[Data excerpts]
--- Begin ---
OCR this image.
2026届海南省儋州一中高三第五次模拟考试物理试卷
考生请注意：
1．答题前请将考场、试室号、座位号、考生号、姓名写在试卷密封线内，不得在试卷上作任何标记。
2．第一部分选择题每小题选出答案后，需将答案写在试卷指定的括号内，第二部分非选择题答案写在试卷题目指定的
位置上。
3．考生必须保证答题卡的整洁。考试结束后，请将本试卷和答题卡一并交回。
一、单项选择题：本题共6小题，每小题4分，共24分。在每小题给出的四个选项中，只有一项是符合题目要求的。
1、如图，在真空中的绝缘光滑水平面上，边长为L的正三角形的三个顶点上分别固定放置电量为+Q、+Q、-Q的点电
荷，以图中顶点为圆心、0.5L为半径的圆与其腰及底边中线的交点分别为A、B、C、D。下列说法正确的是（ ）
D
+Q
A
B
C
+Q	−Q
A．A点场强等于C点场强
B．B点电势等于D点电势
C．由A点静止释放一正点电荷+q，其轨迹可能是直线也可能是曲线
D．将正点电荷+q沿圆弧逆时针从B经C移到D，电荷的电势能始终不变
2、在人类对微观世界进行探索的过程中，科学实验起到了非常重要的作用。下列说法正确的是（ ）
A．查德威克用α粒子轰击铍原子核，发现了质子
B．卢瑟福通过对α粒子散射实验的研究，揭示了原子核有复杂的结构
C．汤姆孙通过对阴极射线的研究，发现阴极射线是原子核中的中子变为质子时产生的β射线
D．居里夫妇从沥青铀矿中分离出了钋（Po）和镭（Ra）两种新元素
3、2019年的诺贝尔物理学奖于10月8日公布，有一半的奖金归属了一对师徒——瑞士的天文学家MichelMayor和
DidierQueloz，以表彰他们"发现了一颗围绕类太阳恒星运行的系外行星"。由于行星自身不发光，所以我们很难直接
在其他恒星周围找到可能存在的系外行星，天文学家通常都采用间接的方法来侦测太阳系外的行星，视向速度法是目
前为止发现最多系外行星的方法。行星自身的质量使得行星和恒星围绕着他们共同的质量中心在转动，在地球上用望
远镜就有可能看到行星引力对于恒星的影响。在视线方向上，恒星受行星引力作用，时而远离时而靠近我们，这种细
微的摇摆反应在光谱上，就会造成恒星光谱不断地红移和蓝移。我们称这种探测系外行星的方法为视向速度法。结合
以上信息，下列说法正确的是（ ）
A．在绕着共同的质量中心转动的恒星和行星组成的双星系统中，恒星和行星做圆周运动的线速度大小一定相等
--- End ---
:: Aim ::
Every record shown above must be echoed exactly.

:: Written solution ::
OCR this image.
2026届海南省儋州一中高三第五次模拟考试物理试卷
考生请注意：
1．答题前请将考场、试室号、座位号、考生号、姓名写在试卷密封线内，不得在试卷上作任何标记。
2．第一部分选择题每小题选出答案后，需将答案写在试卷指定的括号内，第二部分非选择题答案写在试卷题目指定的
位置上。
3．考生必须保证答题卡的整洁。考试结束后，请将本试卷和答题卡一并交回。
一、单项选择题：本题共6小题，每小题4分，共24分。在每小题给出的四个选项中，只有一项是符合题目要求的。
1、如图，在真空中的绝缘光滑水平面上，边长为L的正三角形的三个顶点上分别固定放置电量为+Q、+Q、-Q的点电
荷，以图中顶点为圆心、0.5L为半径的圆与其腰及底边中线的交点分别为A、B、C、D。下列说法正确的是（ ）
D
+Q
A
B
C
+Q	−Q
A．A点场强等于C点场强
B．B点电势等于D点电势
C．由A点静止释放一正点电荷+q，其轨迹可能是直线也可能是曲线
D．将正点电荷+q沿圆弧逆时针从B经C移到D，电荷的电势能始终不变
2、在人类对微观世界进行探索的过程中，科学实验起到了非常重要的作用。下列说法正确的是（ ）
A．查德威克用α粒子轰击铍原子核，发现了质子
B．卢瑟福通过对α粒子散射实验的研究，揭示了原子核有复杂的结构
C．汤姆孙通过对阴极射线的研究，发现阴极射线是原子核中的中子变为质子时产生的β射线
D．居里夫妇从沥青铀矿中分离出了钋（Po）和镭（Ra）两种新元素
3、2019年的诺贝尔物理学奖于10月8日公布，有一半的奖金归属了一对师徒——瑞士的天文学家MichelMayor和
DidierQueloz，以表彰他们"发现了一颗围绕类太阳恒星运行的系外行星"。由于行星自身不发光，所以我们很难直接
在其他恒星周围找到可能存在的系外行星，天文学家通常都采用间接的方法来侦测太阳系外的行星，视向速度法是目
前为止发现最多系外行星的方法。行星自身的质量使得行星和恒星围绕着他们共同的质量中心在转动，在地球上用望
远镜就有可能看到行星引力对于恒星的影响。在视线方向上，恒星受行星引力作用，时而远离时而靠近我们，这种细
微的摇摆反应在光谱上，就会造成恒星光谱不断地红移和蓝移。我们称这种探测系外行星的方法为视向速度法。结合
以上信息，下列说法正确的是（ ）
A．在绕着共同的质量中心转动的恒星和行星组成的双星系统中，恒星和行星做圆周运动的线速度大小一定相等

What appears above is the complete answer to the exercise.